* [Passage provided]:
** Start **

Skip to main content

Python SDK for PixCrawler image dataset platform - simple, lightweight, ML-ready

Project description

PixCrawler Python SDK

A simple, lightweight Python SDK for accessing PixCrawler datasets. Designed for ML workflows with minimal API surface and maximum ease of use.

Installation

pip install pixcrawler

Or install from source:

cd sdk
pip install -e .

Quick Start

import pixcrawler as pix

# Set authentication (optional if using environment variables)
pix.auth(token="your_api_key")

# Load dataset into memory
project = pix.project("project-id")
dataset = project.dataset("dataset-id-123")
data = dataset.load()

# Iterate over items
for item in dataset:
    print(item)

Authentication

The SDK supports three authentication methods (in priority order):

1. Programmatic Authentication (Recommended for Scripts)

import pixcrawler as pix

pix.auth(token="your_api_key")

2. Environment Variables (Recommended for Production)

export PIXCRAWLER_SERVICE_KEY="your_api_key"

3. Per-Request Configuration

import pixcrawler as pix

dataset = pix.dataset(
    "dataset-id-123",
    config={"api_key": "your_api_key", "project_id": "project-id-123"}
).load()

API Reference

auth(token, base_url=None)

Set global authentication token for the session.

** End **

* [What is asked]:
[A] Answer these questions using the PixCrawler SDK page:
(i) Which command installs the package with pip?
(ii) Which authentication method does the page recommend for production?
(iii) What does the auth function do, according to the API reference?
[B] Write the next part of the PixCrawler SDK page, picking up after its last line.

* [Data entries]:
** Start **

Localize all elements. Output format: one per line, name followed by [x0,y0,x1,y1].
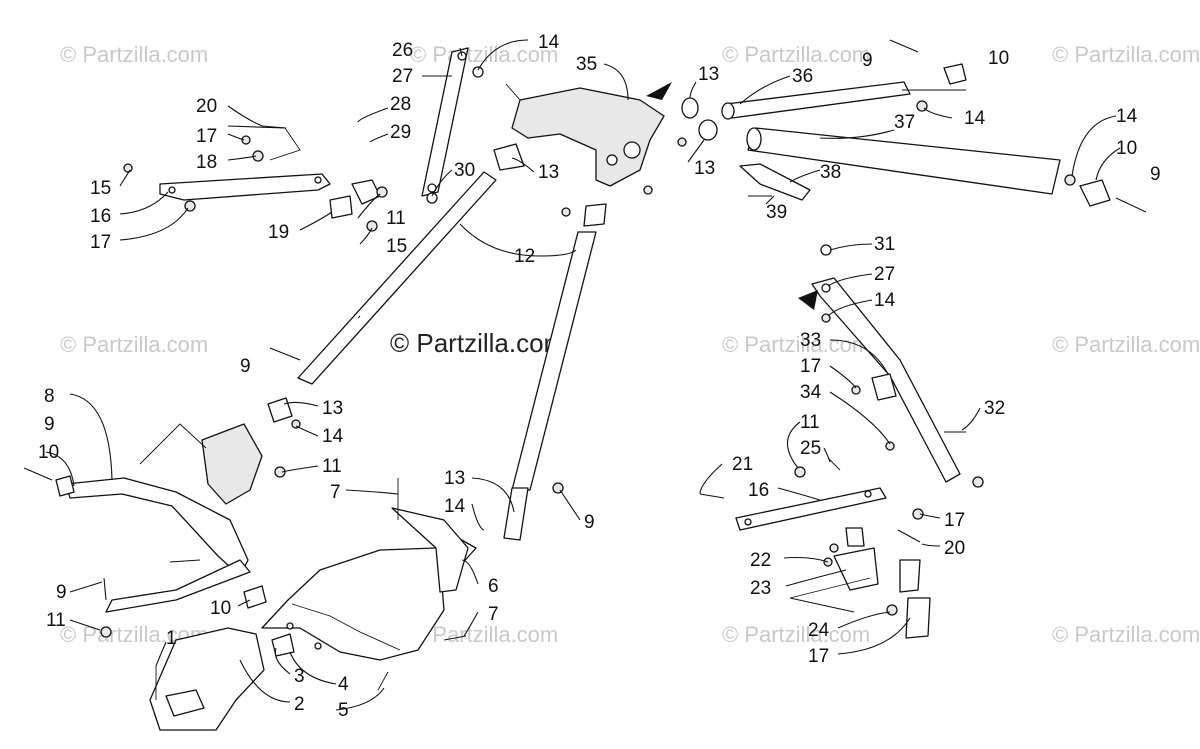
callout-11: 11 [322,456,342,477]
watermark: © Partzilla.com [1052,42,1200,67]
callout-15: 15 [90,178,111,199]
watermark: © Partzilla.com [1052,622,1200,647]
callout-14: 14 [538,32,560,53]
watermark: © Partzilla.com [1052,332,1200,357]
watermark: © Partzilla.com [410,622,558,647]
part-bracket-27b [811,277,961,483]
callout-37: 37 [894,112,915,133]
callout-13: 13 [322,398,343,419]
part-tube-12a [297,171,497,385]
part-drawings [23,39,1147,731]
watermarks: © Partzilla.com © Partzilla.com © Partzi… [60,42,1200,647]
callout-28: 28 [390,94,411,115]
callout-13: 13 [698,64,719,85]
callout-10: 10 [38,442,59,463]
callout-9: 9 [44,414,55,435]
callout-39: 39 [766,202,787,223]
callout-9: 9 [584,512,595,533]
callout-10: 10 [1116,138,1137,159]
callout-9: 9 [240,356,251,377]
part-bracket-38 [739,163,811,201]
callout-17: 17 [808,646,829,667]
callout-31: 31 [874,234,895,255]
callout-6: 6 [488,576,499,597]
callout-18: 18 [196,152,217,173]
callout-17: 17 [944,510,965,531]
part-cap-10 [55,475,75,497]
callout-10: 10 [210,598,231,619]
callout-27: 27 [874,264,895,285]
callout-10: 10 [988,48,1009,69]
callout-13: 13 [444,468,465,489]
part-arm-16 [159,173,331,201]
callout-9: 9 [862,50,873,71]
callout-17: 17 [90,232,111,253]
callout-16: 16 [90,206,111,227]
callout-11: 11 [800,412,820,433]
callout-21: 21 [732,454,753,475]
watermark: © Partzilla.com [722,622,870,647]
watermark: © Partzilla.com [722,42,870,67]
callout-22: 22 [750,550,771,571]
callout-4: 4 [338,674,349,695]
part-junction-35 [511,87,665,187]
callout-11: 11 [46,610,66,631]
callout-26: 26 [392,40,413,61]
callout-17: 17 [800,356,821,377]
callout-24: 24 [808,620,830,641]
callouts: 26 14 27 28 29 20 17 18 15 16 17 19 11 1… [38,32,1161,721]
callout-16: 16 [748,480,769,501]
watermark: © Partzilla.com [60,332,208,357]
part-clamp-13 [267,397,293,423]
callout-7: 7 [330,482,341,503]
callout-13: 13 [538,162,559,183]
callout-15: 15 [386,236,407,257]
callout-2: 2 [294,694,305,715]
leader-lines [45,39,1121,711]
part-bracket-23 [833,547,879,591]
callout-25: 25 [800,438,821,459]
callout-9: 9 [1150,164,1161,185]
callout-11: 11 [386,208,406,229]
callout-35: 35 [576,54,597,75]
watermark: © Partzilla.com [60,42,208,67]
callout-14: 14 [964,108,986,129]
callout-9: 9 [56,582,67,603]
callout-29: 29 [390,122,411,143]
part-bar-16 [735,487,887,531]
callout-30: 30 [454,160,475,181]
part-cap-10a [943,63,967,85]
callout-14: 14 [444,496,466,517]
callout-36: 36 [792,66,813,87]
part-tube-12b [511,231,597,491]
callout-19: 19 [268,222,289,243]
part-tube-36 [725,81,911,119]
callout-8: 8 [44,386,55,407]
watermark: © Partzilla.com [410,42,558,67]
copyright-label: © Partzilla.com [390,328,565,358]
callout-12: 12 [514,246,535,267]
callout-38: 38 [820,162,841,183]
callout-17: 17 [196,126,217,147]
callout-13: 13 [694,158,715,179]
callout-32: 32 [984,398,1005,419]
callout-34: 34 [800,382,822,403]
part-clamp-33 [871,373,897,401]
callout-23: 23 [750,578,771,599]
callout-27: 27 [392,66,413,87]
callout-33: 33 [800,330,821,351]
callout-5: 5 [338,700,349,721]
part-clamp-19 [329,195,353,219]
callout-20: 20 [944,538,965,559]
watermark: © Partzilla.com [722,332,870,357]
callout-14: 14 [874,290,896,311]
part-bracket-27 [421,47,469,197]
callout-14: 14 [1116,106,1138,127]
callout-1: 1 [166,628,177,649]
callout-3: 3 [294,666,305,687]
callout-14: 14 [322,426,344,447]
callout-20: 20 [196,96,217,117]
callout-7: 7 [488,604,499,625]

** End **

* [Answers for the tasks]:
[A]
(i) pip install pixcrawler
(ii) Environment variables
(iii) It sets the global authentication token for the session.

[B]
Parameters:

  • token (str): API token or JWT token from Supabase Auth
  • base_url (str, optional): Override API base URL (default: https://api.pixcrawler.com/v1)

Example:

import pixcrawler as pix

pix.auth(token="your_api_key", project_id="project-id-123")
# All subsequent calls will use this token

dataset(dataset_id, config=None)

Load dataset into memory for iteration.

Parameters:

  • dataset_id (str): UUID of the dataset
  • config (dict, optional): Configuration with 'api_key' and 'base_url'

Returns:

  • Dataset: In-memory dataset object

Raises:

  • AuthenticationError: If authentication fails
  • NotFoundError: If dataset not found
  • RuntimeError: If dataset exceeds memory limit (300MB)

Example:

import pixcrawler as pix

# Load dataset
dataset = pix.load_dataset("dataset-id-123")

# Iterate over items
for item in dataset:
    image_url = item['url']
    label = item['label']
    print(f"{label}: {image_url}")

datasets(config=None)

List user's datasets with pagination.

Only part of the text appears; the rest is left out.